■ **Task prompt**
Please restate each entry word for word.

■ **Material for the task**
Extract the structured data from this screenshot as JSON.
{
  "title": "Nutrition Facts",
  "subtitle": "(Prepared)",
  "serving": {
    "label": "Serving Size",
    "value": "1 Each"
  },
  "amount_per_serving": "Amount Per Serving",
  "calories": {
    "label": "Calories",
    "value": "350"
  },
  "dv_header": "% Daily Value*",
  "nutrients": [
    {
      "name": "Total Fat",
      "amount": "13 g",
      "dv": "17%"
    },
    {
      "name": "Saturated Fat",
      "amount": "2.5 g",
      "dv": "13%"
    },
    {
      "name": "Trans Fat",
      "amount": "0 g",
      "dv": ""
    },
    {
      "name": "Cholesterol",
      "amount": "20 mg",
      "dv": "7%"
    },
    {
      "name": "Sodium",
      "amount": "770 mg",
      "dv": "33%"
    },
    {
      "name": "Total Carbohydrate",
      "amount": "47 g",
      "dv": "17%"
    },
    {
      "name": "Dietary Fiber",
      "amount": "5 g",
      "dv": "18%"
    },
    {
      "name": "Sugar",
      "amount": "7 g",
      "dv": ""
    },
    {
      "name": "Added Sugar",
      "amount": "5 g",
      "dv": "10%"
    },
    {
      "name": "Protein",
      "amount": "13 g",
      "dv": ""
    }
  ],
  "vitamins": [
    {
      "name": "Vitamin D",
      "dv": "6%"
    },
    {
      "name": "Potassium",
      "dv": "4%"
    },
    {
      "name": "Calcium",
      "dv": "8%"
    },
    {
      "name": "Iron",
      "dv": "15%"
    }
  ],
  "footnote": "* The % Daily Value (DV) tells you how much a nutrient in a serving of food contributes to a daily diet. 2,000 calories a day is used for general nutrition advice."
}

■ **Finished task**
Extract the structured data from this screenshot as JSON.
{
  "title": "Nutrition Facts",
  "subtitle": "(Prepared)",
  "serving": {
    "label": "Serving Size",
    "value": "1 Each"
  },
  "amount_per_serving": "Amount Per Serving",
  "calories": {
    "label": "Calories",
    "value": "350"
  },
  "dv_header": "% Daily Value*",
  "nutrients": [
    {
      "name": "Total Fat",
      "amount": "13 g",
      "dv": "17%"
    },
    {
      "name": "Saturated Fat",
      "amount": "2.5 g",
      "dv": "13%"
    },
    {
      "name": "Trans Fat",
      "amount": "0 g",
      "dv": ""
    },
    {
      "name": "Cholesterol",
      "amount": "20 mg",
      "dv": "7%"
    },
    {
      "name": "Sodium",
      "amount": "770 mg",
      "dv": "33%"
    },
    {
      "name": "Total Carbohydrate",
      "amount": "47 g",
      "dv": "17%"
    },
    {
      "name": "Dietary Fiber",
      "amount": "5 g",
      "dv": "18%"
    },
    {
      "name": "Sugar",
      "amount": "7 g",
      "dv": ""
    },
    {
      "name": "Added Sugar",
      "amount": "5 g",
      "dv": "10%"
    },
    {
      "name": "Protein",
      "amount": "13 g",
      "dv": ""
    }
  ],
  "vitamins": [
    {
      "name": "Vitamin D",
      "dv": "6%"
    },
    {
      "name": "Potassium",
      "dv": "4%"
    },
    {
      "name": "Calcium",
      "dv": "8%"
    },
    {
      "name": "Iron",
      "dv": "15%"
    }
  ],
  "footnote": "* The % Daily Value (DV) tells you how much a nutrient in a serving of food contributes to a daily diet. 2,000 calories a day is used for general nutrition advice."
}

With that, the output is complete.